● Annotated element entries

(begin)

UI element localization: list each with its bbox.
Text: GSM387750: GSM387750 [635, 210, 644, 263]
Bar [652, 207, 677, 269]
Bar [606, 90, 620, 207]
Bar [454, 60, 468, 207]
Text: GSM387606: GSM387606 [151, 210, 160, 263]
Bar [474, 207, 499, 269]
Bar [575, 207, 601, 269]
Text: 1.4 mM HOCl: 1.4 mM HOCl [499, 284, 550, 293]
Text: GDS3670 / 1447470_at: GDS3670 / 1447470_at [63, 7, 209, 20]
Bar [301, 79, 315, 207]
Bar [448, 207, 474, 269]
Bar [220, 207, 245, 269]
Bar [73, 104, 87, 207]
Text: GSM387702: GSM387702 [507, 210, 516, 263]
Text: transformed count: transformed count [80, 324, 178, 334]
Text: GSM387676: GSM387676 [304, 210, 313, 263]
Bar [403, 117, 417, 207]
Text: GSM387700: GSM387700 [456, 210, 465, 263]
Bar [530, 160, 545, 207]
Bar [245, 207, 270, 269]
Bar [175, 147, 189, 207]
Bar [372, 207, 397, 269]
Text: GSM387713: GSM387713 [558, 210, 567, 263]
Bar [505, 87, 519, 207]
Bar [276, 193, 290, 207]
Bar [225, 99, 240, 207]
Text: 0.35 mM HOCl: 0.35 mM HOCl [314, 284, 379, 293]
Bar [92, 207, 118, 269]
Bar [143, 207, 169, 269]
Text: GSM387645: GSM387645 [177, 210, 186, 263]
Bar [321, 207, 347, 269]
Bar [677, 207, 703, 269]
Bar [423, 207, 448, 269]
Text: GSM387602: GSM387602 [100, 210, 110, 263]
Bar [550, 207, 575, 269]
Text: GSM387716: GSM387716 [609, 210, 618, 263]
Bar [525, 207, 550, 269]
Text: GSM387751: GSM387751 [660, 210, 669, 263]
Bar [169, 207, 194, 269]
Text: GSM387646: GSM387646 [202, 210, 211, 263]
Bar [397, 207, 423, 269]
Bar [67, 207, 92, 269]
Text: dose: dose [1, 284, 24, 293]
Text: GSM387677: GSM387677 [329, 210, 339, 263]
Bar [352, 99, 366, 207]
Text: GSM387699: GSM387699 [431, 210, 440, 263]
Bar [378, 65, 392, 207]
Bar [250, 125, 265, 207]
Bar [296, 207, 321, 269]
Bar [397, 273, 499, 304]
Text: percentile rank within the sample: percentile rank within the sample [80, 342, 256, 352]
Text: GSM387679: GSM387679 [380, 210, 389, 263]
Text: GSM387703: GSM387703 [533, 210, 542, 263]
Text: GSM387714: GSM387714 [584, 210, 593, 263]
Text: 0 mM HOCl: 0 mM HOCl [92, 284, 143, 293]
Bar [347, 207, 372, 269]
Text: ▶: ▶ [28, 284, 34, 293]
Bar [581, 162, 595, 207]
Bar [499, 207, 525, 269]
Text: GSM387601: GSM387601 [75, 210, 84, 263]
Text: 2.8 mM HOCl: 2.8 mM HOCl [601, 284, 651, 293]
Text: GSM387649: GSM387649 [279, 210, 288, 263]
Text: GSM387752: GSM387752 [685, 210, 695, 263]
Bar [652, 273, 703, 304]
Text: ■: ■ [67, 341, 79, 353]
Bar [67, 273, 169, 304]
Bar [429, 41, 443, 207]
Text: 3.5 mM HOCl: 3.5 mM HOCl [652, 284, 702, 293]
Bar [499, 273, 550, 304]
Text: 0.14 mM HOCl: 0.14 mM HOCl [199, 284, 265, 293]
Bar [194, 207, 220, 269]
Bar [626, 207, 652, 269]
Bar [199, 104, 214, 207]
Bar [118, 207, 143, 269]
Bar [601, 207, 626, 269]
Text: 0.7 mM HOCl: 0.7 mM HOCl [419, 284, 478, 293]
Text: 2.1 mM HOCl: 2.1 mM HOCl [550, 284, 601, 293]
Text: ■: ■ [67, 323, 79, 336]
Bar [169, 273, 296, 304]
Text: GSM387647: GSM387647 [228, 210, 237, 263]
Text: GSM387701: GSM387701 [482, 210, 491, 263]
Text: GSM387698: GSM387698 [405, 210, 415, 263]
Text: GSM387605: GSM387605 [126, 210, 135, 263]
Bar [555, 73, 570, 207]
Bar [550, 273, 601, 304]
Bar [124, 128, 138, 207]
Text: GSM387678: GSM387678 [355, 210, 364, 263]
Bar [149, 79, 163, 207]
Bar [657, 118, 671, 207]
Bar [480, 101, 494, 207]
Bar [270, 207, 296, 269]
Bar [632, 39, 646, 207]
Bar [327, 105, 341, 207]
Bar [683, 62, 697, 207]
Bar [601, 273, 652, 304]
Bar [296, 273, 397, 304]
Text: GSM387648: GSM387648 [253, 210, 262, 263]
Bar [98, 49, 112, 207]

(end)

● WHAT THE TASK ASKS
Could you rewrite the listing from its first line up to and including the line with "Text: GSM387702: GSM387702", swapping every "Bar" for "Column" and leaving everything else untouched?

● RESULT OF THE EXERCISE
UI element localization: list each with its bbox.
Text: GSM387750: GSM387750 [635, 210, 644, 263]
Column [652, 207, 677, 269]
Column [606, 90, 620, 207]
Column [454, 60, 468, 207]
Text: GSM387606: GSM387606 [151, 210, 160, 263]
Column [474, 207, 499, 269]
Column [575, 207, 601, 269]
Text: 1.4 mM HOCl: 1.4 mM HOCl [499, 284, 550, 293]
Text: GDS3670 / 1447470_at: GDS3670 / 1447470_at [63, 7, 209, 20]
Column [301, 79, 315, 207]
Column [448, 207, 474, 269]
Column [220, 207, 245, 269]
Column [73, 104, 87, 207]
Text: GSM387702: GSM387702 [507, 210, 516, 263]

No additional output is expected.